▶ THE EXERCISE: List every line in this data where the string "adapters" occurs.

▶ RECORDS:
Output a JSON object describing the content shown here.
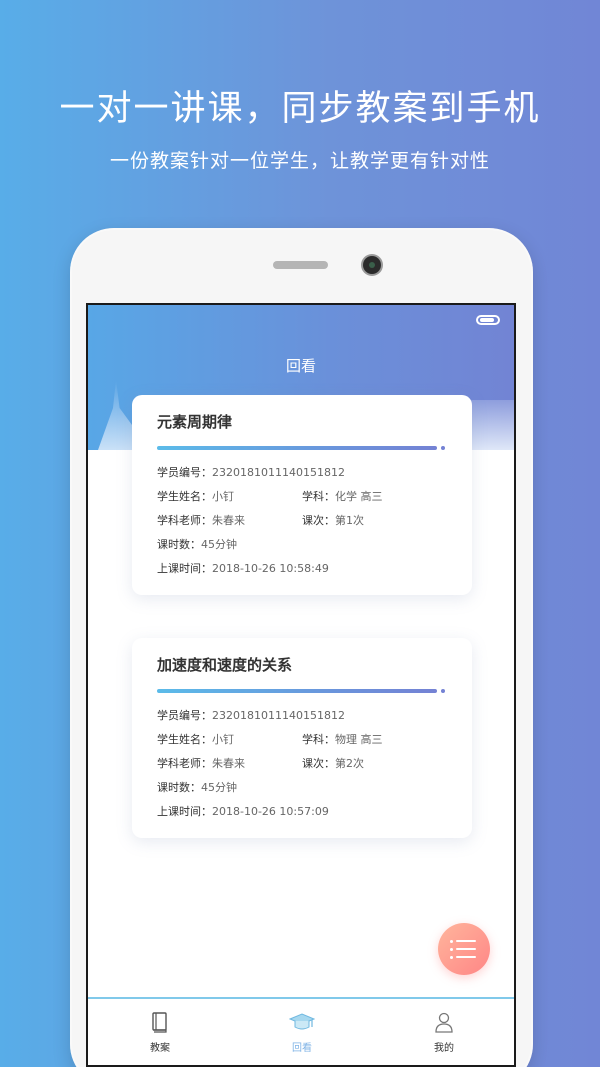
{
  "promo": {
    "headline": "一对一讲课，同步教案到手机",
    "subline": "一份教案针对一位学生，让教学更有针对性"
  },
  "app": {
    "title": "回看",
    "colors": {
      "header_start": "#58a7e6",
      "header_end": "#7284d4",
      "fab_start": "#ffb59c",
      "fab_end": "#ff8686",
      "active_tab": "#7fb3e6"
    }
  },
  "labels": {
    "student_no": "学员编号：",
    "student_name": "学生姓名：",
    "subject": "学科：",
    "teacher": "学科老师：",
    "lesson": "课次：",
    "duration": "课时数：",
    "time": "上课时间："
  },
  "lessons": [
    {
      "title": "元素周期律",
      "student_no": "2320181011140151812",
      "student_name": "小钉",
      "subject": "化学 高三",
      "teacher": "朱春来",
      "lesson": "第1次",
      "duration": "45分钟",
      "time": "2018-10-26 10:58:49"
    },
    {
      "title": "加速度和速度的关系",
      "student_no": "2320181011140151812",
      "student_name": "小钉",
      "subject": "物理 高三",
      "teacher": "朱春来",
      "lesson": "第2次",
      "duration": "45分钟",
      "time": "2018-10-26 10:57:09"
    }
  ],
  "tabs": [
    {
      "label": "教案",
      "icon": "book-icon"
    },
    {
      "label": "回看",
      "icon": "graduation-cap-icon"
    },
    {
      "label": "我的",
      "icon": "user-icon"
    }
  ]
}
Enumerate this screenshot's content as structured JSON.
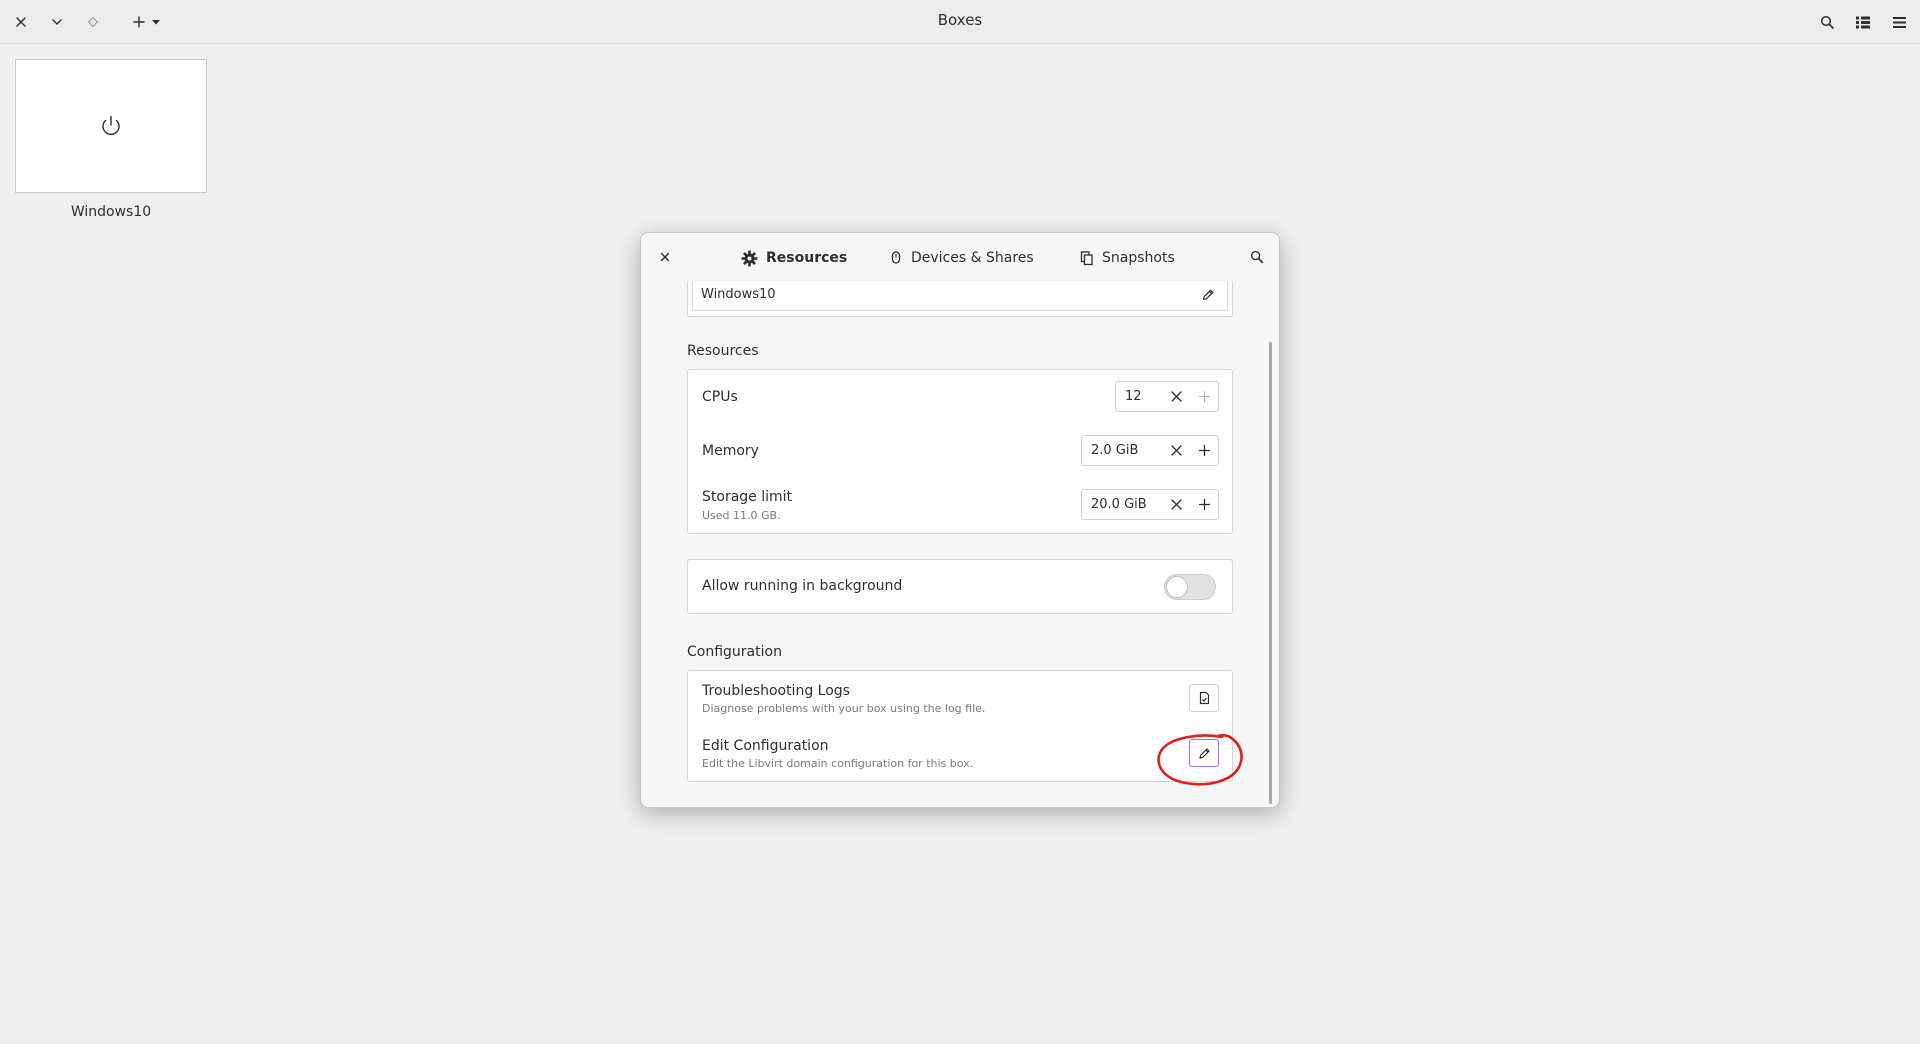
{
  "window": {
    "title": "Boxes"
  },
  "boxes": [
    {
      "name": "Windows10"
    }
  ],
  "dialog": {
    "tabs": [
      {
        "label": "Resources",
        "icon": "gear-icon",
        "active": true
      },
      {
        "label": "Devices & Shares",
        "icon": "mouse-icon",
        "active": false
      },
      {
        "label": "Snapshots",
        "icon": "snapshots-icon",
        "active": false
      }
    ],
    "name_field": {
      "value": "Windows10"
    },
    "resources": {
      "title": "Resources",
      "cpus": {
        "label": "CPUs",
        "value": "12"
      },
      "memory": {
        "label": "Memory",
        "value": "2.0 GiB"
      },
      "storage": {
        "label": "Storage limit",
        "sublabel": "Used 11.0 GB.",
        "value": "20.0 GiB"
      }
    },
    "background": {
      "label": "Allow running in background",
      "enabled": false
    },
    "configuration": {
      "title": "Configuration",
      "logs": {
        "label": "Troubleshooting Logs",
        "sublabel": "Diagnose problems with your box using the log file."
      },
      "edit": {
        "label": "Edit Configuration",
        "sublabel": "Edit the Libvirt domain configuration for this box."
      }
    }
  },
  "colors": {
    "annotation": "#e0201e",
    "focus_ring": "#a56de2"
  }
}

---

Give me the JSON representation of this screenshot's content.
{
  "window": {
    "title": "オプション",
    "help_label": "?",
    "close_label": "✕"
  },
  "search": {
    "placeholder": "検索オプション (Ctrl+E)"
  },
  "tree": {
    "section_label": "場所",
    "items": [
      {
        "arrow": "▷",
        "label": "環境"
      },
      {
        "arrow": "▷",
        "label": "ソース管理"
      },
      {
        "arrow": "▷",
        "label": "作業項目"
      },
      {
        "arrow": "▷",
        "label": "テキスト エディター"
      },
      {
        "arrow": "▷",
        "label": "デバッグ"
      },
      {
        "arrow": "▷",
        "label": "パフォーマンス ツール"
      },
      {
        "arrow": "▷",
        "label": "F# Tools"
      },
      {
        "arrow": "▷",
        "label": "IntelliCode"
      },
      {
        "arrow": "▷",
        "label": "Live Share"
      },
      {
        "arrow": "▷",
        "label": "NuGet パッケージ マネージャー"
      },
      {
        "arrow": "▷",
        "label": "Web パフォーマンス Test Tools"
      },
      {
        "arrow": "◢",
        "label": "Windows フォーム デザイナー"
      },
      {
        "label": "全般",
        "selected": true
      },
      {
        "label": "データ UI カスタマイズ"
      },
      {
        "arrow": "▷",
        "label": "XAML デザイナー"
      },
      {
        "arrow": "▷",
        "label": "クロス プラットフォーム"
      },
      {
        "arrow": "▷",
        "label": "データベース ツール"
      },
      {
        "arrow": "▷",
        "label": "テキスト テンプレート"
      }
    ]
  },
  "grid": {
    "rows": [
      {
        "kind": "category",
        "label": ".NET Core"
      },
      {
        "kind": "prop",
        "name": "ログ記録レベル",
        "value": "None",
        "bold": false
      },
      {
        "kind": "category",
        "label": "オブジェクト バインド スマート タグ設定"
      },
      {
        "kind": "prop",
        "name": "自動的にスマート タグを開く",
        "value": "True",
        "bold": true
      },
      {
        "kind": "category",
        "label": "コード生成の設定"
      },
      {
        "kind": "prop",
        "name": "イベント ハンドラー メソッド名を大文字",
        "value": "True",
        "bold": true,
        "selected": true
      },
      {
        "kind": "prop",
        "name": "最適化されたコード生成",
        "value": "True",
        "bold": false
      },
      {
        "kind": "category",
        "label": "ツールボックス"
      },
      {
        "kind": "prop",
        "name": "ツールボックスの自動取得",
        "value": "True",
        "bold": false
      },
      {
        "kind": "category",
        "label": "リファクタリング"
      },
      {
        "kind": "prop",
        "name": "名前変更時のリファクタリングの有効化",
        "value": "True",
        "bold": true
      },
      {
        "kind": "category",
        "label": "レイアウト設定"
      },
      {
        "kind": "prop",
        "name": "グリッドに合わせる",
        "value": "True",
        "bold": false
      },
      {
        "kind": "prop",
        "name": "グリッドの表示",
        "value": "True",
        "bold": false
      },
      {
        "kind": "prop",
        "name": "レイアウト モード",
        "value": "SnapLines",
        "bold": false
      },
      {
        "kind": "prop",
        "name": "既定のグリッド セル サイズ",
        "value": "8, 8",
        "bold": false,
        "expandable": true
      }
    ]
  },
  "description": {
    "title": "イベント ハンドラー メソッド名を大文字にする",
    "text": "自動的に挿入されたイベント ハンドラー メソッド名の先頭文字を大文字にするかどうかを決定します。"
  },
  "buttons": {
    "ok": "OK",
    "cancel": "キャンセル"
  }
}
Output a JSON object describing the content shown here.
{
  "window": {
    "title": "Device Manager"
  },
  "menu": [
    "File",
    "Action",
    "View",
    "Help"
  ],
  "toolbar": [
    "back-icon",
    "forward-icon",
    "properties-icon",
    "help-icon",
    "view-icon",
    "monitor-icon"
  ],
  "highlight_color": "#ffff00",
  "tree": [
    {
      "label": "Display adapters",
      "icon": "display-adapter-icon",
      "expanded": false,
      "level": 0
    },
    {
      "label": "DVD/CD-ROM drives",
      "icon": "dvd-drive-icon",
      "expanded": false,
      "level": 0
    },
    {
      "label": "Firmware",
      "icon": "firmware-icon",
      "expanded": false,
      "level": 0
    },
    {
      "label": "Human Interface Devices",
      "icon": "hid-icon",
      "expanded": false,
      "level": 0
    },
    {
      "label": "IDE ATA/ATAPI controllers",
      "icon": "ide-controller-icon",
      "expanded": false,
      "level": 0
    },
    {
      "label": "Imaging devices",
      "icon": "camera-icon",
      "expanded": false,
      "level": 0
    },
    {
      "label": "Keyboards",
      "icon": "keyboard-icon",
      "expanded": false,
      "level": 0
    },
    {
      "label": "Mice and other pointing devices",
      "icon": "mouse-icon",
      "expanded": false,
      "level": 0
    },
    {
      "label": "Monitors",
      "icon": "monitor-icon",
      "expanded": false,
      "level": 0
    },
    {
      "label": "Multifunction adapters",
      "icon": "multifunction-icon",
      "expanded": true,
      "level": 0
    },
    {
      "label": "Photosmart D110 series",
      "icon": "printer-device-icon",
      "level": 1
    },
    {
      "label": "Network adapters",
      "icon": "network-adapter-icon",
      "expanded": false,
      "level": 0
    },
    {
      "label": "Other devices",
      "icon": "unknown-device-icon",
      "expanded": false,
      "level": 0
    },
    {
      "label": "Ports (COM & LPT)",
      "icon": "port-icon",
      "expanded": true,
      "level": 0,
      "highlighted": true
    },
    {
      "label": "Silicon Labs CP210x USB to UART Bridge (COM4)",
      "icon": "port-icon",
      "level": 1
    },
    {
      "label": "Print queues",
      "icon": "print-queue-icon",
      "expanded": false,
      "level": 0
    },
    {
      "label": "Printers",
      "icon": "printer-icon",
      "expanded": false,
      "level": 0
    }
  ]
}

▶ EXERCISE OUTPUT:
      "label": "Display adapters",
      "label": "Multifunction adapters",
      "label": "Network adapters",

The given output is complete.